*Problem to solve:* Any pictures in the records below should be skipped; write out everything else exactly.

*Stored records:*
****************
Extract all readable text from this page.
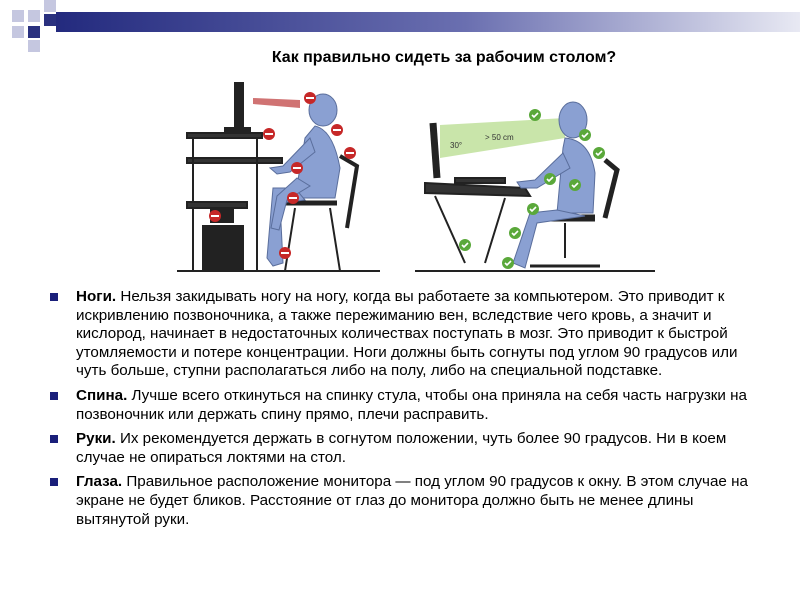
Как правильно сидеть за рабочим столом?
30°
> 50 cm
Ноги. Нельзя закидывать ногу на ногу, когда вы работаете за компьютером. Это приводит к искривлению позвоночника, а также пережиманию вен, вследствие чего кровь, а значит и кислород, начинает в недостаточных количествах поступать в мозг. Это приводит к быстрой утомляемости и потере концентрации. Ноги должны быть согнуты под углом 90 градусов или чуть больше, ступни располагаться либо на полу, либо на специальной подставке.
Спина. Лучше всего откинуться на спинку стула, чтобы она приняла на себя часть нагрузки на позвоночник или держать спину прямо, плечи расправить.
Руки. Их рекомендуется держать в согнутом положении, чуть более 90 градусов. Ни в коем случае не опираться локтями на стол.
Глаза. Правильное расположение монитора — под углом 90 градусов к окну. В этом случае на экране не будет бликов. Расстояние от глаз до монитора должно быть не менее длины вытянутой руки.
****************
*Complete output:*
Extract all readable text from this page.
Как правильно сидеть за рабочим столом?
30°
> 50 cm
Ноги. Нельзя закидывать ногу на ногу, когда вы работаете за компьютером. Это приводит к искривлению позвоночника, а также пережиманию вен, вследствие чего кровь, а значит и кислород, начинает в недостаточных количествах поступать в мозг. Это приводит к быстрой утомляемости и потере концентрации. Ноги должны быть согнуты под углом 90 градусов или чуть больше, ступни располагаться либо на полу, либо на специальной подставке.
Спина. Лучше всего откинуться на спинку стула, чтобы она приняла на себя часть нагрузки на позвоночник или держать спину прямо, плечи расправить.
Руки. Их рекомендуется держать в согнутом положении, чуть более 90 градусов. Ни в коем случае не опираться локтями на стол.
Глаза. Правильное расположение монитора — под углом 90 градусов к окну. В этом случае на экране не будет бликов. Расстояние от глаз до монитора должно быть не менее длины вытянутой руки.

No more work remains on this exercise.